• Set exercise:
Your task is to copy the material exactly.

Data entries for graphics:
--- start ---

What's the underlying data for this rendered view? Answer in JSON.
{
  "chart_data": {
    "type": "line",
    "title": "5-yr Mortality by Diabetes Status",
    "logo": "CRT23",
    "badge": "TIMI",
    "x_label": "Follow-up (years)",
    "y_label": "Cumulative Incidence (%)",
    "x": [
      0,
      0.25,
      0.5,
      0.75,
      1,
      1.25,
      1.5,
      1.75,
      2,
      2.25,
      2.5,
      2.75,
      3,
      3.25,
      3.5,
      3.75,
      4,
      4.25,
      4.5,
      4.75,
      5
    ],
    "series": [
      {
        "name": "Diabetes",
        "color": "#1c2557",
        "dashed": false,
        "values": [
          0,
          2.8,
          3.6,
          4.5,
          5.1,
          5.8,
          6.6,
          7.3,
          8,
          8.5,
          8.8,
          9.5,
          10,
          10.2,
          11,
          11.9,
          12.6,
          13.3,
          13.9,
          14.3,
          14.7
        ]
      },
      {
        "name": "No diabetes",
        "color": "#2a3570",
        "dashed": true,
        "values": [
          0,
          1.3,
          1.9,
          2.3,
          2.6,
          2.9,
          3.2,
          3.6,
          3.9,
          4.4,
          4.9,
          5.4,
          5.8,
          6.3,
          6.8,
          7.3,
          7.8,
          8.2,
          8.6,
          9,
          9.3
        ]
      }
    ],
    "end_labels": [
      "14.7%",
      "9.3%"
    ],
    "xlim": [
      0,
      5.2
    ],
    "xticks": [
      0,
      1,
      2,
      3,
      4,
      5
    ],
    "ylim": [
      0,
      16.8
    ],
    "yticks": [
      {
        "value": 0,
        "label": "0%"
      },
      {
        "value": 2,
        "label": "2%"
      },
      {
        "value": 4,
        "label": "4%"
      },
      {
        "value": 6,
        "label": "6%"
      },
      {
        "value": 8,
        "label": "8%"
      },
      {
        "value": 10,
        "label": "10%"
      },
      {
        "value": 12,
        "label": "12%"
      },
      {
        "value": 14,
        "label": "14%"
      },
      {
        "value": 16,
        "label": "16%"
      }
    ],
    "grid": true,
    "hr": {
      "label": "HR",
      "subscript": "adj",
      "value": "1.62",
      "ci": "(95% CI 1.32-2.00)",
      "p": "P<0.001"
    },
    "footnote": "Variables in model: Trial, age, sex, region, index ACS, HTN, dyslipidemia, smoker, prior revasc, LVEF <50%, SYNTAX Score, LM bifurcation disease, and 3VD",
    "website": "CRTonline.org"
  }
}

--- end ---

• Complete answer:
What's the underlying data for this rendered view? Answer in JSON.
{
  "chart_data": {
    "type": "line",
    "title": "5-yr Mortality by Diabetes Status",
    "logo": "CRT23",
    "badge": "TIMI",
    "x_label": "Follow-up (years)",
    "y_label": "Cumulative Incidence (%)",
    "x": [
      0,
      0.25,
      0.5,
      0.75,
      1,
      1.25,
      1.5,
      1.75,
      2,
      2.25,
      2.5,
      2.75,
      3,
      3.25,
      3.5,
      3.75,
      4,
      4.25,
      4.5,
      4.75,
      5
    ],
    "series": [
      {
        "name": "Diabetes",
        "color": "#1c2557",
        "dashed": false,
        "values": [
          0,
          2.8,
          3.6,
          4.5,
          5.1,
          5.8,
          6.6,
          7.3,
          8,
          8.5,
          8.8,
          9.5,
          10,
          10.2,
          11,
          11.9,
          12.6,
          13.3,
          13.9,
          14.3,
          14.7
        ]
      },
      {
        "name": "No diabetes",
        "color": "#2a3570",
        "dashed": true,
        "values": [
          0,
          1.3,
          1.9,
          2.3,
          2.6,
          2.9,
          3.2,
          3.6,
          3.9,
          4.4,
          4.9,
          5.4,
          5.8,
          6.3,
          6.8,
          7.3,
          7.8,
          8.2,
          8.6,
          9,
          9.3
        ]
      }
    ],
    "end_labels": [
      "14.7%",
      "9.3%"
    ],
    "xlim": [
      0,
      5.2
    ],
    "xticks": [
      0,
      1,
      2,
      3,
      4,
      5
    ],
    "ylim": [
      0,
      16.8
    ],
    "yticks": [
      {
        "value": 0,
        "label": "0%"
      },
      {
        "value": 2,
        "label": "2%"
      },
      {
        "value": 4,
        "label": "4%"
      },
      {
        "value": 6,
        "label": "6%"
      },
      {
        "value": 8,
        "label": "8%"
      },
      {
        "value": 10,
        "label": "10%"
      },
      {
        "value": 12,
        "label": "12%"
      },
      {
        "value": 14,
        "label": "14%"
      },
      {
        "value": 16,
        "label": "16%"
      }
    ],
    "grid": true,
    "hr": {
      "label": "HR",
      "subscript": "adj",
      "value": "1.62",
      "ci": "(95% CI 1.32-2.00)",
      "p": "P<0.001"
    },
    "footnote": "Variables in model: Trial, age, sex, region, index ACS, HTN, dyslipidemia, smoker, prior revasc, LVEF <50%, SYNTAX Score, LM bifurcation disease, and 3VD",
    "website": "CRTonline.org"
  }
}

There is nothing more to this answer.